No one knows how long it'll take, or if humans will ever be able to accomplish this.

teju17
WindowsEnthusiast wrote:
teju17 wrote:

if it were this easy, chess would've been solved long ago. yeah, it will take hundred years i GUESS?

No one knows how long it'll take, or if humans will ever be able to accomplish this.

Yeah, unfortunately.

teju17
GMBakersfield wrote:

Oy Socratic, so ja re, hoshiyari mat mar. 

 

teju17

this forum is soooooooooooooooooooooooooooo dead

kierancurtis

The point of chess is that you don't make a mistake, also there are more mistakes. Usually, if you do make a small mistake in chess it is easy to take the game back, when you have a mistake in tic tac toe there is no getting the game back. Of course, you can make a blunder and lose the game up.

teju17
kierancurtis wrote:

The point of chess is that you don't make a mistake, also there are more mistakes. Usually, if you do make a small mistake in chess it is easy to take the game back, when you have a mistake in tic tac toe there is no getting the game back. Of course, you can make a blunder and lose the game up.

not against a comp

gullupakka

then why does agadmator say that its a completely new game as of move 10

JoeLovesCoco

i think thats stupid because no matter how strong the computer it can calculate every positions because they are almost infinite

 

 

JoeLovesCoco
gullupakka wrote:

then why does agadmator say that its a completely new game as of move 10

 

excactly

 

tygxc

#12
"no deterministic algorithm for generalized chess can take less than exponential time in the size of the board" ++ quantum computing offers the possibility to calculate candidate moves in parallel instead of sequentially thus reducing the time to linear instead of exponential
"The current 7-piece tablebase takes 140 TB of space and an 8-piece one would need a petabyte." ++ Present table bases contain all positions with 7 men or less and have the position FEN as input and give win/draw/loss, depth to mate DTM, depth to zero DTZ as output. To solve chess a table base that contains only the drawn positions suffices. It is enough to calculate until the table base is reached and then check if it is in the table base of drawn positions or not.
"a 32-piece tablebase, with around 10^43 positions" Many of the 10^43 positions are either illegal or irrelevant. A more realistic number is 10^20.
"each position takes about a fraction of a kilobyte to specify in FEN" ++ a FEN needs like 64 byte.
"each move another few bytes" a move needs 12 bit
"the biggest data warehouses are on the order of 10^20 bytes at most." Only a fraction of the legal and relevant 10^20 positions needs access by the engine, so 10^20 bytes may suffice. For example if you try to establish if 1 e4 c5 2 Nf3 d6 3 d4 cxd4 4 Nxd4 Nf6 5 Nc3 a6 is a draw or not, then all 32 men and 31 men positions are no longer relevant and neither are all positions with white pawns on e2, d2 or black pawns on a7, c7, d7. The most promising method is forward calculation towards a sufficiently large table base of drawn positions. This is the same 2 prong method that was used to prove checkers a draw.
"We are going to need Moore's Law to continue holding for computer storage for quite a few years for this to be feasible, not to mention the amount of compute time that would be needed to compile the tablebase (quantum computing will likely be needed)." ++ Agree, we need more technological advance especially in quantum computing to fully solve chess.

ponz111

This is a troll forum as the statement is obviously not true.

tygxc

#36
The statement is true but not yet proven.

ponz111

tygxc you really think chess is nothing but a larger  version of tic tac toe??

tygxc

#38
Yes, or, if you like it better: a larger version of checkers.

lchenpku

There are between 10000000000000000000000000000000000000000000 (10^43) and 100000000000000000000000000000000000000000000000000 (10^50) possible chess positions.

tygxc

#40
There is an upper bound of 10^45.888
https://tromp.github.io/chess/chess.html 

However most of these are illegal or irrelevant.
A more realistic number is 10^20.
That is still very large.
So if chess is a larger version of tic tac toe or checkers, then it is a much larger version.

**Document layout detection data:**
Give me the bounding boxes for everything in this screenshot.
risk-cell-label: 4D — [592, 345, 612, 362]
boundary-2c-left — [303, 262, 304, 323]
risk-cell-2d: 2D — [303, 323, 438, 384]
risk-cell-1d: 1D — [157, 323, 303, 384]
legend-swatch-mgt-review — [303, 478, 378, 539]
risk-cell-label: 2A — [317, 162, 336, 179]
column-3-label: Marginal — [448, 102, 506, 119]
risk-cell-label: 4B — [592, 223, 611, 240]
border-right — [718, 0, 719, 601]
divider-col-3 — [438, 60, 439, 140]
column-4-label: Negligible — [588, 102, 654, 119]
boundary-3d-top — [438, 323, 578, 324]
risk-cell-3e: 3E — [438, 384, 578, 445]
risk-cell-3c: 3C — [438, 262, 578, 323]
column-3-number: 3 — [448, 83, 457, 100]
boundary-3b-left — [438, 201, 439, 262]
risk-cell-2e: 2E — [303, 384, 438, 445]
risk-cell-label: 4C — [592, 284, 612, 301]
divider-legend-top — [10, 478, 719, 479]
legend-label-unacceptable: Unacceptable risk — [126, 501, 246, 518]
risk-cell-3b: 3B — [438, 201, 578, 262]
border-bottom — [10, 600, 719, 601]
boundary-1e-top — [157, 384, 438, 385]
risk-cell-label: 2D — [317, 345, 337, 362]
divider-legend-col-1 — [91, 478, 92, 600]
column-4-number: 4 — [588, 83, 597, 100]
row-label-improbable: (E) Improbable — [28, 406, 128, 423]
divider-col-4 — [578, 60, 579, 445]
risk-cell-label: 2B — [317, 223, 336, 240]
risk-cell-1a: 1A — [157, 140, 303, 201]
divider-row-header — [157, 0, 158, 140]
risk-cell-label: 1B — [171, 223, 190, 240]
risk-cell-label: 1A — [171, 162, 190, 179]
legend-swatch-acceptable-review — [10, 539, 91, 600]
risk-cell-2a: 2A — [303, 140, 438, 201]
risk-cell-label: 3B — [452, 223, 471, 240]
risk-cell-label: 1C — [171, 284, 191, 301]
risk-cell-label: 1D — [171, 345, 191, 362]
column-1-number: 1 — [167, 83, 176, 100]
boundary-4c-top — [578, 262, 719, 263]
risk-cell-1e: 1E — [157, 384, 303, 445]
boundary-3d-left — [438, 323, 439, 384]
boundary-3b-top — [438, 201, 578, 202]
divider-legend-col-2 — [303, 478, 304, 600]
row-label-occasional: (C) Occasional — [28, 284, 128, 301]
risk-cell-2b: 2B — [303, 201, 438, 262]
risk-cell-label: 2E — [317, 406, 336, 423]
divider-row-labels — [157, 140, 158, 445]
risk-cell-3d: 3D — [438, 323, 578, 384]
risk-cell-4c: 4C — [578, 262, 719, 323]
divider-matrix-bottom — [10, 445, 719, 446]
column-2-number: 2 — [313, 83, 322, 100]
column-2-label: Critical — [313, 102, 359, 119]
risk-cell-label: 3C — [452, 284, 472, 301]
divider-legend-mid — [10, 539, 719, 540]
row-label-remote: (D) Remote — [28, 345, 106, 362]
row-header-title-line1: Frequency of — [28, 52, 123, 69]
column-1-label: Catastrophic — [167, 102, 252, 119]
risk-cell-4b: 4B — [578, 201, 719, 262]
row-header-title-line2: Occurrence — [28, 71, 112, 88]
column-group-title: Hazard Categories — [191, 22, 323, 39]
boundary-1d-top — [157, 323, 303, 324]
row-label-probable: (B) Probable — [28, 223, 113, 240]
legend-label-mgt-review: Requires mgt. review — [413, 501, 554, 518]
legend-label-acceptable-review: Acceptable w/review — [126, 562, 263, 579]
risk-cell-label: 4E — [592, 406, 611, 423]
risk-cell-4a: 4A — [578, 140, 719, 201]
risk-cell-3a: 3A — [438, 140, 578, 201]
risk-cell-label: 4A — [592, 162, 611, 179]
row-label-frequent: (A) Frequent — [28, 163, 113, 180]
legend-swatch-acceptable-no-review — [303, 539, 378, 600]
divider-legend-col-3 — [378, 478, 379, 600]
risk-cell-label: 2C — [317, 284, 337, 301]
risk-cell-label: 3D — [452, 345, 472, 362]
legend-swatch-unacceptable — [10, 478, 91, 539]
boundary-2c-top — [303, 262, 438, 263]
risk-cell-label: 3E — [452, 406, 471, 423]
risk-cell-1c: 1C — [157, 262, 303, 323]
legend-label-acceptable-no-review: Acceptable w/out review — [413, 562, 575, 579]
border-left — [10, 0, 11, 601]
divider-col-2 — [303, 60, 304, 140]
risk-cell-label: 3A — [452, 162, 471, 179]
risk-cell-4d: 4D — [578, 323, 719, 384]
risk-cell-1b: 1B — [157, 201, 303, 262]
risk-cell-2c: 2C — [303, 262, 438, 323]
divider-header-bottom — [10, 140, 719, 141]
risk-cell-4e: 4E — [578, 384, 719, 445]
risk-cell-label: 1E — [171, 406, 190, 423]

**Exercises to complete:**
A – In the chess forum thread, reproduce word for word the passage that begins at the words "There are between" and stops after "are illegal or irrelevant.".
B – In the chess forum thread, what upper bound on the number of chess positions does tygxc give?

**Answers by task:**
A –
There are between 10000000000000000000000000000000000000000000 (10^43) and 100000000000000000000000000000000000000000000000000 (10^50) possible chess positions.

tygxc

#40
There is an upper bound of 10^45.888
https://tromp.github.io/chess/chess.html 

However most of these are illegal or irrelevant.

B – 10^45.888